*What this task involves*: Pull every "JSON" line out of the data below.

*Information supplied*:
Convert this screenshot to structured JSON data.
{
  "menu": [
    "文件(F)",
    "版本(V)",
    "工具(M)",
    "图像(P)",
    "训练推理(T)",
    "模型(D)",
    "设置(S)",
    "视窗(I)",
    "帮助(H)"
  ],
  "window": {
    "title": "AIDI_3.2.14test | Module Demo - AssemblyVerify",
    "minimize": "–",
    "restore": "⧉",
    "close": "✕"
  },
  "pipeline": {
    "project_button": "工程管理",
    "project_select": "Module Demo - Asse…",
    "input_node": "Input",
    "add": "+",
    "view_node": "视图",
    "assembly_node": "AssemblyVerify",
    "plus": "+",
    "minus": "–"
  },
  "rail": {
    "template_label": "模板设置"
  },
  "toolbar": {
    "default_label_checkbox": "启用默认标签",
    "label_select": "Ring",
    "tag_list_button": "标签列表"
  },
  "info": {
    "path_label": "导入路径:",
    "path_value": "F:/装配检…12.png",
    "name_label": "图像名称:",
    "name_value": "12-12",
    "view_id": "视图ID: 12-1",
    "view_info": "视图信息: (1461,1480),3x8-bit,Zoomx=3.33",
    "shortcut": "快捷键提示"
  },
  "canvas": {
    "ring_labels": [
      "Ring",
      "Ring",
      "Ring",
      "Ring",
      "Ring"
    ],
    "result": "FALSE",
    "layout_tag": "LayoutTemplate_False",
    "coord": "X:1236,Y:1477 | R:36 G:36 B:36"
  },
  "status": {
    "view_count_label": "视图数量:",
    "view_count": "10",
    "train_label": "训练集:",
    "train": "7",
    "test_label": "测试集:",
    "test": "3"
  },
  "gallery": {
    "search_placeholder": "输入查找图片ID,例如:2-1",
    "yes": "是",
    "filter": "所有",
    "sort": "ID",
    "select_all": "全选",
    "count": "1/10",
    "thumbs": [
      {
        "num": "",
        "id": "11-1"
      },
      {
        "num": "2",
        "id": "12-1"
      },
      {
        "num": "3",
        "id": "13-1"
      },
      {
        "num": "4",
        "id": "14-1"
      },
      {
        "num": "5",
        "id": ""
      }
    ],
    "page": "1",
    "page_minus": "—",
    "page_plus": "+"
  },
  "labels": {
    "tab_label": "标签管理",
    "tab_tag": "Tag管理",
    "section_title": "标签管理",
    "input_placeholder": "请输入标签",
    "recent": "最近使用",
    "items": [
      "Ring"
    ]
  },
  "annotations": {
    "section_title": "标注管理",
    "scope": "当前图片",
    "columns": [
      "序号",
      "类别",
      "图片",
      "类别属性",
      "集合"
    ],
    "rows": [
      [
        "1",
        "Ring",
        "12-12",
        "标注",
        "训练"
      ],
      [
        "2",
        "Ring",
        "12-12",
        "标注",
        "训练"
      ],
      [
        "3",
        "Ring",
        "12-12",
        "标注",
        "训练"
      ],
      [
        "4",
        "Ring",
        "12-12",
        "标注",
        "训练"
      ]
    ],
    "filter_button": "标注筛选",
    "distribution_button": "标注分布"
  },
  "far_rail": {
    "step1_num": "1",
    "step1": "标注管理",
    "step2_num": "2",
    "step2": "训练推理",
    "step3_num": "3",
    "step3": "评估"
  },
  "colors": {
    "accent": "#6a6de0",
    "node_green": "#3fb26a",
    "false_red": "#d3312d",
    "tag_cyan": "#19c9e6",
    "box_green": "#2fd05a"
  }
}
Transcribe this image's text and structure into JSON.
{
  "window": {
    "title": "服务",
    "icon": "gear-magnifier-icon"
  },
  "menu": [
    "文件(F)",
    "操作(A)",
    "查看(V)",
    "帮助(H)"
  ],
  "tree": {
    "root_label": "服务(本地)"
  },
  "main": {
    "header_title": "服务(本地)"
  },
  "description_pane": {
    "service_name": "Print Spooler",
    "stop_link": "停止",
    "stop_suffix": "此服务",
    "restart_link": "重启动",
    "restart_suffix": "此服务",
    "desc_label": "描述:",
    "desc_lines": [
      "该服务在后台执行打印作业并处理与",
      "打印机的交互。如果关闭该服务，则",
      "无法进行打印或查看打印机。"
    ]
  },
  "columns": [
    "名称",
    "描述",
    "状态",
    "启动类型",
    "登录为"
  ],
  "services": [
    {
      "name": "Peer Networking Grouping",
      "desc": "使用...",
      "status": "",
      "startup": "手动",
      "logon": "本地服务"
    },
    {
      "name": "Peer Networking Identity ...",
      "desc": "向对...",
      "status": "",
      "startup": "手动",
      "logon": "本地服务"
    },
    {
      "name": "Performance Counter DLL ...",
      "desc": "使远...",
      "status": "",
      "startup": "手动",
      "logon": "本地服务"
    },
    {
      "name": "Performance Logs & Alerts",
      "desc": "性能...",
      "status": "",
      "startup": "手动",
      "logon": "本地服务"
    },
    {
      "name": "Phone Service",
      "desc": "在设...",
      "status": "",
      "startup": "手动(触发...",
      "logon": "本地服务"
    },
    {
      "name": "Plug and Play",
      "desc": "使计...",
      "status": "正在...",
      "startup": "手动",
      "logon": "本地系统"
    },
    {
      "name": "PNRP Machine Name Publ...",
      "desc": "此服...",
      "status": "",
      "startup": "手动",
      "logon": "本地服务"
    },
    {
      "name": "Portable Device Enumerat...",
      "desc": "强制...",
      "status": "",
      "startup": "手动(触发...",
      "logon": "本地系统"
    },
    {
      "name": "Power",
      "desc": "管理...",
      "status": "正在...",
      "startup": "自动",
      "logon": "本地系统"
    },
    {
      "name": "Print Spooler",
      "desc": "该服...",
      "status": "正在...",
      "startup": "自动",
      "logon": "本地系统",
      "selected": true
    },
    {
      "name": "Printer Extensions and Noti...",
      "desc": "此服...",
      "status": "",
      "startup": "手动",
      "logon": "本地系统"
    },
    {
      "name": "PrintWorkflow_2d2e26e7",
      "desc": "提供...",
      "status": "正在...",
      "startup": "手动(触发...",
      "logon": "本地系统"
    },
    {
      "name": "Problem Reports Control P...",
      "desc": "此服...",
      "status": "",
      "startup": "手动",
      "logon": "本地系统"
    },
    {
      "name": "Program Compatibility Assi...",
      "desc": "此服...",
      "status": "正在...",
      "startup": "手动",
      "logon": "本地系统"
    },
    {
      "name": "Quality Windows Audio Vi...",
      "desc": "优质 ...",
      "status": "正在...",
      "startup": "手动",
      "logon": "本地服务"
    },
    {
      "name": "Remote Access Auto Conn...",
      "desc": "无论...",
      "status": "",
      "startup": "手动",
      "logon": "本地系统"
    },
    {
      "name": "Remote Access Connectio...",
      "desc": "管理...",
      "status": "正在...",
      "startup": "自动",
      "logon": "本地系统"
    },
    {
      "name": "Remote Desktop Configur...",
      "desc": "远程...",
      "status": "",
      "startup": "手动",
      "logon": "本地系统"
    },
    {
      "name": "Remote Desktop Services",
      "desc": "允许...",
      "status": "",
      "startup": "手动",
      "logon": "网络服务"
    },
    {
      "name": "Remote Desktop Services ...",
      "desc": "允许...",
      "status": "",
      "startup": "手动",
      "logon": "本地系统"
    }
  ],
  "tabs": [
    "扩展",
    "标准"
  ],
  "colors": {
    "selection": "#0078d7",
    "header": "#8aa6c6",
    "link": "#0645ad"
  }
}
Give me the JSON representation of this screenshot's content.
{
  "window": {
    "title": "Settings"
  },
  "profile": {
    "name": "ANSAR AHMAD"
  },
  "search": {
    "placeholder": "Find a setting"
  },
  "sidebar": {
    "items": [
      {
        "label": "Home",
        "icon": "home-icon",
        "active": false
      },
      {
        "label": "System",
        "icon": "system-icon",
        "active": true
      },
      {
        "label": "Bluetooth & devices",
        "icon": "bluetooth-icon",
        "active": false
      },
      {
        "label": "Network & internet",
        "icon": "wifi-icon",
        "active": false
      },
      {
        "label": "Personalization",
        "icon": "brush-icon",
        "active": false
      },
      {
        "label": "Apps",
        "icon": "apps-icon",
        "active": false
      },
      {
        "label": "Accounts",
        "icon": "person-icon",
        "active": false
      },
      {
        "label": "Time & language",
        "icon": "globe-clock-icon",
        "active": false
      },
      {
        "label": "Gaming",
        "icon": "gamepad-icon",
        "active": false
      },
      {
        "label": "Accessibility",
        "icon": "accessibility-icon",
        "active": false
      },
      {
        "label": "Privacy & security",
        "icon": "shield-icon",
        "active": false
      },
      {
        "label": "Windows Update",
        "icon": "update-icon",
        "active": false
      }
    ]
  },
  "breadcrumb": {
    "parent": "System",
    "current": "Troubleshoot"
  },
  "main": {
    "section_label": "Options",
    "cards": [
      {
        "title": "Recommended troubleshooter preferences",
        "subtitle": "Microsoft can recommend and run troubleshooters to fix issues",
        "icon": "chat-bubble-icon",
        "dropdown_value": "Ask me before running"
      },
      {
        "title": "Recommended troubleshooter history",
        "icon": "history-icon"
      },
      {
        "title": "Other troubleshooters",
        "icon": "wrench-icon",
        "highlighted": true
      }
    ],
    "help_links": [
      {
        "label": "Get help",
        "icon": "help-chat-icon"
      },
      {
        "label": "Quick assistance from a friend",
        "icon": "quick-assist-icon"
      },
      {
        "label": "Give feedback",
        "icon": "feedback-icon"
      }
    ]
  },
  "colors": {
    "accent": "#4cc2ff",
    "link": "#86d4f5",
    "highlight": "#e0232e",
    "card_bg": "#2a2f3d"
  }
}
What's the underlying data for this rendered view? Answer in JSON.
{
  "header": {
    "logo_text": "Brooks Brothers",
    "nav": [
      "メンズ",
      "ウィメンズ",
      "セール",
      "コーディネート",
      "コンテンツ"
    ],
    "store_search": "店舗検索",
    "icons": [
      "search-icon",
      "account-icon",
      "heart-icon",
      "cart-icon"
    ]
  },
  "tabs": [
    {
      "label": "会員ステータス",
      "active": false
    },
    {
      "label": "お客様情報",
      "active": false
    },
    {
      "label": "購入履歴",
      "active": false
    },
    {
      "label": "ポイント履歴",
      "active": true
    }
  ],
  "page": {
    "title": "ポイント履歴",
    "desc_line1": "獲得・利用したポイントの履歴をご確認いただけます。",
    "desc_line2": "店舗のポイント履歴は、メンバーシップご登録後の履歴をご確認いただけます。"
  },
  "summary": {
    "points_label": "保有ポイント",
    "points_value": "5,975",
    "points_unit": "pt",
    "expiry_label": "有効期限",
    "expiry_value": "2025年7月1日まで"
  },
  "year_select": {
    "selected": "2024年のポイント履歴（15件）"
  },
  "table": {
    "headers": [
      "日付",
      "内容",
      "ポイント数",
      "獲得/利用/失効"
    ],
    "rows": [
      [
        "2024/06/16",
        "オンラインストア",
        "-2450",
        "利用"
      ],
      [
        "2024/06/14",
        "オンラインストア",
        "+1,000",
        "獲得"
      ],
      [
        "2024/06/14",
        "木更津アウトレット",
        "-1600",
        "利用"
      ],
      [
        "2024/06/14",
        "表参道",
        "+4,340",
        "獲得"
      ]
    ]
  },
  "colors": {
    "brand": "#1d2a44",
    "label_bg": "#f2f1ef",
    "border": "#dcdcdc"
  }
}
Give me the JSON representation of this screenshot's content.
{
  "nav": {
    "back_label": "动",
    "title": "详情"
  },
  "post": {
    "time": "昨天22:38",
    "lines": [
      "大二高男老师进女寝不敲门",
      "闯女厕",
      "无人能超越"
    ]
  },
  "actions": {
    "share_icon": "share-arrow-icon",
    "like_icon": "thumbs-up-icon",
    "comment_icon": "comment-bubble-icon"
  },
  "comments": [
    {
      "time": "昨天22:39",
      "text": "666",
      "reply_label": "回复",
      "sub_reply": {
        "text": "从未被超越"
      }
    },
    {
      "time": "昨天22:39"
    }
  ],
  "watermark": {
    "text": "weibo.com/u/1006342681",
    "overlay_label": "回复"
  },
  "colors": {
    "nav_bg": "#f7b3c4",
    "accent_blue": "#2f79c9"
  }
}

*Answer to this task*:
Convert this screenshot to structured JSON data.
Transcribe this image's text and structure into JSON.
Give me the JSON representation of this screenshot's content.
What's the underlying data for this rendered view? Answer in JSON.
Give me the JSON representation of this screenshot's content.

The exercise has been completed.